YOUR GOAL: In the care home mortality study, update the part starting at "Please use this" and ending at "2019 Jun 29;17(1):111.", changing "care homes" to "nursing homes".

SELECTED EXCERPT:

--*--

Please use this identifier to cite or link to this item:http://hdl.handle.net/20.500.12105/7978
Features and impact of missing values in the association of self-rated health with mortality in care homes: a longitudinal study
Health Qual Life Outcomes. 2019 Jun 29;17(1):111.
BACKGROUND: Self-rated health (SRH) is a health measure used in studies of older adults. The objective of this study is to analyze SRH as a predictor of mortality in the institutionalized older population and the characteristics of those who do not provide information about their SRH on health questionnaires. METHODS: This is a 15-year follow-up study of older adult residents in nursing or care homes in of Madrid, Spain. SRH was measured on a 5-point Likert type scale. The association between answering the SRH question and socio-demographic and health characteristics was evaluated through prevalence ratio (PR), estimated by Poisson regression models. Survival rates associated with SRH were studied through a multivariate Cox regression. RESULTS: The sample has a mean age of 83.4 (standard deviation, SD = 7.3), with 75.7% women. Twelve percent did not answer the SRH item. Those who did not answer showed a higher probability of disability (Barthel index, PR = 0.76, 95% confidence interval = 0.67-0.86) and/or dementia (PR = 8.03, 3.38-19.03). A trend for higher mortality was observed in those persons who did not respond (adjusted hazard ratio HR = 1.26, 0.75-2.11). The mortality rate was 32% higher for those who declared poor SRH in comparison with those who reported good SRH (adjusted HR = 1.32, 1.08-1.6). CONCLUSIONS: There is an elevated number of people who do not respond to the SRH item, mainly those with disabilities and cognitive deterioration. Lack of response to SRH is a good indicator of 15-year mortality for persons institutionalized in care or nursing homes.

--*--

EXTRACTED ENTRIES:
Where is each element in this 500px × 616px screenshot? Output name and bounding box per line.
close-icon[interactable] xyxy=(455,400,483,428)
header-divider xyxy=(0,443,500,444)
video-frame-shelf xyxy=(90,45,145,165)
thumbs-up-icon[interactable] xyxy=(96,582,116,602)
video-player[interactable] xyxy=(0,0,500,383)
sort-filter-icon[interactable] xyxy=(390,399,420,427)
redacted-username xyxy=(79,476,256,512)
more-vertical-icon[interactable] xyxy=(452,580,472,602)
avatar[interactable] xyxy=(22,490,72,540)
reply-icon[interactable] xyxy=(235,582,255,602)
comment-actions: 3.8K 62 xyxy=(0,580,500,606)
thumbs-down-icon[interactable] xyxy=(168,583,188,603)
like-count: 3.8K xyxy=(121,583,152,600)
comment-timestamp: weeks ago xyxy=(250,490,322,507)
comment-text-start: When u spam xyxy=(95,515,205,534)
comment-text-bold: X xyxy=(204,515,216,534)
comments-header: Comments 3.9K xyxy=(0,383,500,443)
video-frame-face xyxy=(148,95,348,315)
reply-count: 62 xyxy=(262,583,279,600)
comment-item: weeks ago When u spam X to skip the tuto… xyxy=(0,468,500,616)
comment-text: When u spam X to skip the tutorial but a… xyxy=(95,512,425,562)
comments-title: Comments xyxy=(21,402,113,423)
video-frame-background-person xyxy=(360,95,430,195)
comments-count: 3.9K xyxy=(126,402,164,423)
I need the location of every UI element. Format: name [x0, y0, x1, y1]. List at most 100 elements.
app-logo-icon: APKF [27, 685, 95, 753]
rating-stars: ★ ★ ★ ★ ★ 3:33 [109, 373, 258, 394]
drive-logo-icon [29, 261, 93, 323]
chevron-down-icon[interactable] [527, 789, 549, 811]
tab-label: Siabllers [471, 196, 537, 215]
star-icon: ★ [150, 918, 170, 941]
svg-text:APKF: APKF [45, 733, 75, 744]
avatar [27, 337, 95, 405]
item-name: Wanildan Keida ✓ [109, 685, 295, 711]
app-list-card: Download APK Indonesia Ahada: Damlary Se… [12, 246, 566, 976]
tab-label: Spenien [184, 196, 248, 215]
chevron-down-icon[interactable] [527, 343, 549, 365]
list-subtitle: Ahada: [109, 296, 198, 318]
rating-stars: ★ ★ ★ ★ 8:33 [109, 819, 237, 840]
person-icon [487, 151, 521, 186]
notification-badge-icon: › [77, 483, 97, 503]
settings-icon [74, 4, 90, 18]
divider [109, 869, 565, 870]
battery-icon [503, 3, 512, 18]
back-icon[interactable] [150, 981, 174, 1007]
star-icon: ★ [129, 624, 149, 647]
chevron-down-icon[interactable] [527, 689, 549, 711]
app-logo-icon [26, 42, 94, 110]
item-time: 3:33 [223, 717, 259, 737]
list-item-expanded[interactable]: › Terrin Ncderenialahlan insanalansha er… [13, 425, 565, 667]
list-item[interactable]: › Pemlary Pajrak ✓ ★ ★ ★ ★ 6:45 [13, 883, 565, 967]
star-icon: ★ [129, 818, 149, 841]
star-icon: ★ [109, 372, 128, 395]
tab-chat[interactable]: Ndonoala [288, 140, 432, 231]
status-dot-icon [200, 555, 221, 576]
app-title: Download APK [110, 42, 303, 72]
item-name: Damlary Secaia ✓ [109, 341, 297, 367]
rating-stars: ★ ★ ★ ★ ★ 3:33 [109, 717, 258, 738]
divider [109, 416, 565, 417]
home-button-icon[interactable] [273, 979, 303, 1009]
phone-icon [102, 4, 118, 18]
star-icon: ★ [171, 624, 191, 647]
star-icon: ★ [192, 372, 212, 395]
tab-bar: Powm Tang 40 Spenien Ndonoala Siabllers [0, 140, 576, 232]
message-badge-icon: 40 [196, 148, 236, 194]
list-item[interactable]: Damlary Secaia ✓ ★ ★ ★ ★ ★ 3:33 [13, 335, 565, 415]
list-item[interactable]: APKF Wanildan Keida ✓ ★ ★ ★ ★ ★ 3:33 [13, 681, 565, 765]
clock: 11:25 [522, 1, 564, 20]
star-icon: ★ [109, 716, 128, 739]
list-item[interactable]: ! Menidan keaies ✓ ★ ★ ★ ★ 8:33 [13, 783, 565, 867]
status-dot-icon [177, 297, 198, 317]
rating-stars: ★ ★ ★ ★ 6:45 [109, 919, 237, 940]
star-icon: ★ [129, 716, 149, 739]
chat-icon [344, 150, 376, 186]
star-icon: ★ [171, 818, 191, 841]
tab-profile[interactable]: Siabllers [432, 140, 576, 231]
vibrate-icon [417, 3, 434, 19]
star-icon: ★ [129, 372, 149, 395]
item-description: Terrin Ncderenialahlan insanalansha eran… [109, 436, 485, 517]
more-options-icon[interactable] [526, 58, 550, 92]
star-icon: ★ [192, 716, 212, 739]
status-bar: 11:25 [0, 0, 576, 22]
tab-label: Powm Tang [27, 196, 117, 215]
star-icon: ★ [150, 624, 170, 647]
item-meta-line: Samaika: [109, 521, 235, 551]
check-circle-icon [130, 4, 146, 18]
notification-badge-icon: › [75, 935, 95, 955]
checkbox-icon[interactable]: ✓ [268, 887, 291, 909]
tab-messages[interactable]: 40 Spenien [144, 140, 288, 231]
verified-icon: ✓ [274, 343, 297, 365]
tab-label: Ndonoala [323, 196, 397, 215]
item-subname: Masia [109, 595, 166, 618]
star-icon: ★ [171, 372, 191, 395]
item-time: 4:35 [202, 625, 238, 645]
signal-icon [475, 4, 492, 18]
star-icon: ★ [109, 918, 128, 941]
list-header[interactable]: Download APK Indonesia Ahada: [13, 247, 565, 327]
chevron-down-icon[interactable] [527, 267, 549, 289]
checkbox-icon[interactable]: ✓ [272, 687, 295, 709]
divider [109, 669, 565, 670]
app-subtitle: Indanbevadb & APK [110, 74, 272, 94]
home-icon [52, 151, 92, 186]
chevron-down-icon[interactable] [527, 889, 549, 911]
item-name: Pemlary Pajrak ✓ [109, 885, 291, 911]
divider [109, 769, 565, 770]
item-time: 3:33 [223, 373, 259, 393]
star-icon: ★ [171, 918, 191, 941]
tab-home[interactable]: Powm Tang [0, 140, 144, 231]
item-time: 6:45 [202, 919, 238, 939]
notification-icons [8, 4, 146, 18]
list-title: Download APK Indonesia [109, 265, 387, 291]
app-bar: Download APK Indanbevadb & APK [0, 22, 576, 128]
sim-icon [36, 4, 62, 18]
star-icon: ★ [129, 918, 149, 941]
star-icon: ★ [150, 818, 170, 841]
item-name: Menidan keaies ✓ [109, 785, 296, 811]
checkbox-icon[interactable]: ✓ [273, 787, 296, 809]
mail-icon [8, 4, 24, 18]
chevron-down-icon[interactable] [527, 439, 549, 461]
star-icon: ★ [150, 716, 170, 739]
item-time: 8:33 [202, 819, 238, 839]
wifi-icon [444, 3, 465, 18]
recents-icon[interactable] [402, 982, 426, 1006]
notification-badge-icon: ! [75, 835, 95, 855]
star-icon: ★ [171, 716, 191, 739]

--*--

SOLUTION TO THE PROBLEM:
Please use this identifier to cite or link to this item:http://hdl.handle.net/20.500.12105/7978
Features and impact of missing values in the association of self-rated health with mortality in nursing homes: a longitudinal study
Health Qual Life Outcomes. 2019 Jun 29;17(1):111.